Scan the data for "peringatan" and copy the lines it appears in.

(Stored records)
▽

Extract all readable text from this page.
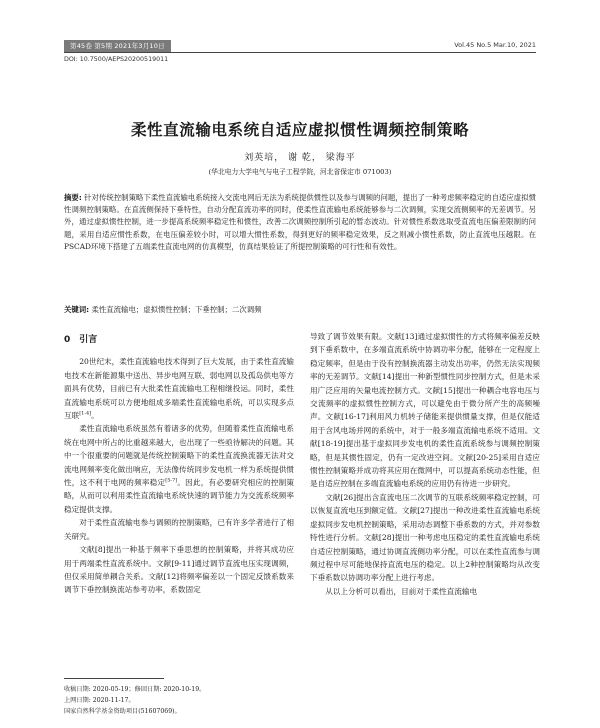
第45卷 第5期 2021年3月10日	Vol.45 No.5 Mar.10, 2021
DOI: 10.7500/AEPS20200519011
柔性直流输电系统自适应虚拟惯性调频控制策略
刘英培， 谢 乾， 梁海平
(华北电力大学电气与电子工程学院，河北省保定市 071003)
摘要: 针对传统控制策略下柔性直流输电系统接入交流电网后无法为系统提供惯性以及参与调频的问题，提出了一种考虑频率稳定的自适应虚拟惯性调频控制策略。在直流侧保持下垂特性，自动分配直流功率的同时，使柔性直流输电系统能够参与二次调频，实现交流侧频率的无差调节。另外，通过虚拟惯性控制，进一步提高系统频率稳定性和惯性，改善二次调频控制所引起的暂态波动。针对惯性系数选取受直流电压偏差限制的问题，采用自适应惯性系数，在电压偏差较小时，可以增大惯性系数，得到更好的频率稳定效果，反之则减小惯性系数，防止直流电压越限。在PSCAD环境下搭建了五端柔性直流电网的仿真模型，仿真结果验证了所提控制策略的可行性和有效性。
关键词: 柔性直流输电；虚拟惯性控制；下垂控制；二次调频
0　引言

20世纪末，柔性直流输电技术得到了巨大发展，由于柔性直流输电技术在新能源集中送出、异步电网互联、弱电网以及孤岛供电等方面具有优势，目前已有大批柔性直流输电工程相继投运。同时，柔性直流输电系统可以方便地组成多端柔性直流输电系统，可以实现多点互联[1-4]。

柔性直流输电系统虽然有着诸多的优势，但随着柔性直流输电系统在电网中所占的比重越来越大，也出现了一些亟待解决的问题。其中一个很重要的问题就是传统控制策略下的柔性直流换流器无法对交流电网频率变化做出响应，无法像传统同步发电机一样为系统提供惯性，这不利于电网的频率稳定[5-7]。因此，有必要研究相应的控制策略，从而可以利用柔性直流输电系统快速的调节能力为交流系统频率稳定提供支撑。

对于柔性直流输电参与调频的控制策略，已有许多学者进行了相关研究。

文献[8]提出一种基于频率下垂思想的控制策略，并将其成功应用于两端柔性直流系统中。文献[9-11]通过调节直流电压实现调频，但仅采用简单耦合关系。文献[12]将频率偏差以一个固定反馈系数来调节下垂控制换流站参考功率，系数固定

导致了调节效果有限。文献[13]通过虚拟惯性的方式将频率偏差反映到下垂系数中，在多端直流系统中协调功率分配，能够在一定程度上稳定频率，但是由于没有控制换流器主动发出功率，仍然无法实现频率的无差调节。文献[14]提出一种新型惯性同步控制方式，但是未采用广泛应用的矢量电流控制方式。文献[15]提出一种耦合电容电压与交流频率的虚拟惯性控制方式，可以避免由于微分所产生的高频噪声。文献[16-17]利用风力机转子储能来提供惯量支撑，但是仅能适用于含风电场并网的系统中，对于一般多端直流输电系统不适用。文献[18-19]提出基于虚拟同步发电机的柔性直流系统参与调频控制策略，但是其惯性固定，仍有一定改进空间。文献[20-25]采用自适应惯性控制策略并成功将其应用在微网中，可以提高系统动态性能，但是自适应控制在多端直流输电系统的应用仍有待进一步研究。

文献[26]提出含直流电压二次调节的互联系统频率稳定控制，可以恢复直流电压到额定值。文献[27]提出一种改进柔性直流输电系统虚拟同步发电机控制策略，采用动态调整下垂系数的方式，并对参数特性进行分析。文献[28]提出一种考虑电压稳定的柔性直流输电系统自适应控制策略，通过协调直流侧功率分配，可以在柔性直流参与调频过程中尽可能地保持直流电压的稳定。以上2种控制策略均从改变下垂系数以协调功率分配上进行考虑。

从以上分析可以看出，目前对于柔性直流输电

收稿日期: 2020-05-19；修回日期: 2020-10-19。
上网日期: 2020-11-17。
国家自然科学基金资助项目(51607069)。
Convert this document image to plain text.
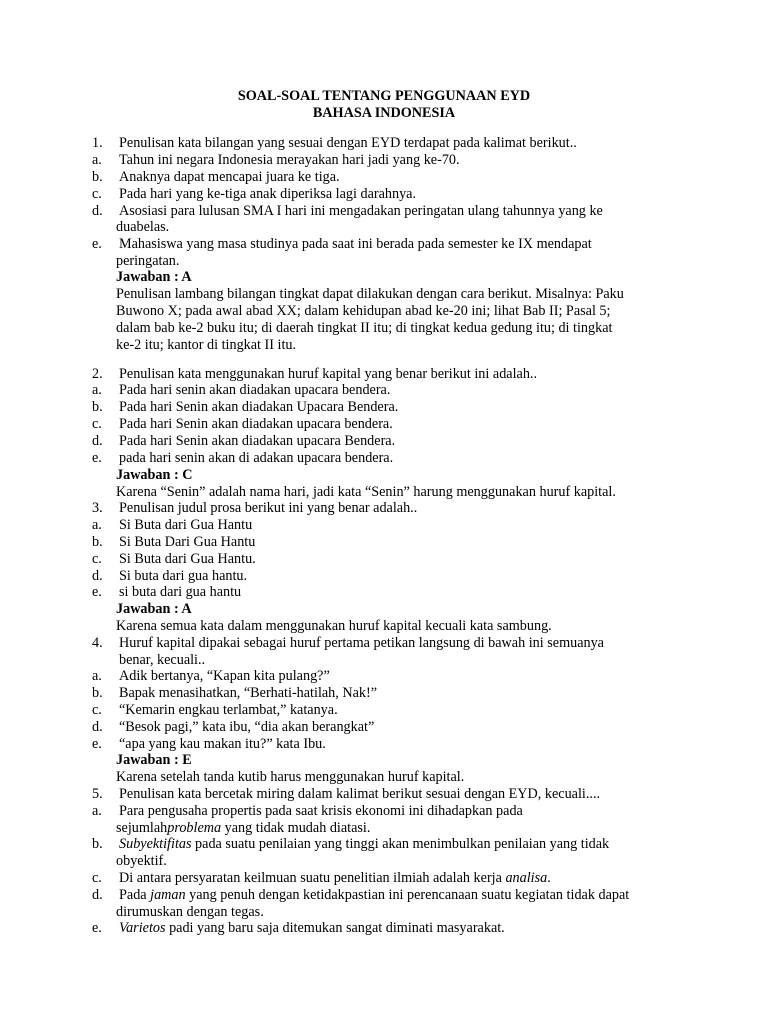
SOAL-SOAL TENTANG PENGGUNAAN EYD
BAHASA INDONESIA
1. Penulisan kata bilangan yang sesuai dengan EYD terdapat pada kalimat berikut..
a. Tahun ini negara Indonesia merayakan hari jadi yang ke-70.
b. Anaknya dapat mencapai juara ke tiga.
c. Pada hari yang ke-tiga anak diperiksa lagi darahnya.
d. Asosiasi para lulusan SMA I hari ini mengadakan peringatan ulang tahunnya yang ke
duabelas.
e. Mahasiswa yang masa studinya pada saat ini berada pada semester ke IX mendapat
peringatan.
Jawaban : A
Penulisan lambang bilangan tingkat dapat dilakukan dengan cara berikut. Misalnya: Paku
Buwono X; pada awal abad XX; dalam kehidupan abad ke-20 ini; lihat Bab II; Pasal 5;
dalam bab ke-2 buku itu; di daerah tingkat II itu; di tingkat kedua gedung itu; di tingkat
ke-2 itu; kantor di tingkat II itu.
2. Penulisan kata menggunakan huruf kapital yang benar berikut ini adalah..
a. Pada hari senin akan diadakan upacara bendera.
b. Pada hari Senin akan diadakan Upacara Bendera.
c. Pada hari Senin akan diadakan upacara bendera.
d. Pada hari Senin akan diadakan upacara Bendera.
e. pada hari senin akan di adakan upacara bendera.
Jawaban : C
Karena “Senin” adalah nama hari, jadi kata “Senin” harung menggunakan huruf kapital.
3. Penulisan judul prosa berikut ini yang benar adalah..
a. Si Buta dari Gua Hantu
b. Si Buta Dari Gua Hantu
c. Si Buta dari Gua Hantu.
d. Si buta dari gua hantu.
e. si buta dari gua hantu
Jawaban : A
Karena semua kata dalam menggunakan huruf kapital kecuali kata sambung.
4. Huruf kapital dipakai sebagai huruf pertama petikan langsung di bawah ini semuanya
benar, kecuali..
a. Adik bertanya, “Kapan kita pulang?”
b. Bapak menasihatkan, “Berhati-hatilah, Nak!”
c. “Kemarin engkau terlambat,” katanya.
d. “Besok pagi,” kata ibu, “dia akan berangkat”
e. “apa yang kau makan itu?” kata Ibu.
Jawaban : E
Karena setelah tanda kutib harus menggunakan huruf kapital.
5. Penulisan kata bercetak miring dalam kalimat berikut sesuai dengan EYD, kecuali....
a. Para pengusaha propertis pada saat krisis ekonomi ini dihadapkan pada
sejumlahproblema yang tidak mudah diatasi.
b. Subyektifitas pada suatu penilaian yang tinggi akan menimbulkan penilaian yang tidak
obyektif.
c. Di antara persyaratan keilmuan suatu penelitian ilmiah adalah kerja analisa.
d. Pada jaman yang penuh dengan ketidakpastian ini perencanaan suatu kegiatan tidak dapat
dirumuskan dengan tegas.
e. Varietos padi yang baru saja ditemukan sangat diminati masyarakat.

△

** Result of the task **
d. Asosiasi para lulusan SMA I hari ini mengadakan peringatan ulang tahunnya yang ke
peringatan.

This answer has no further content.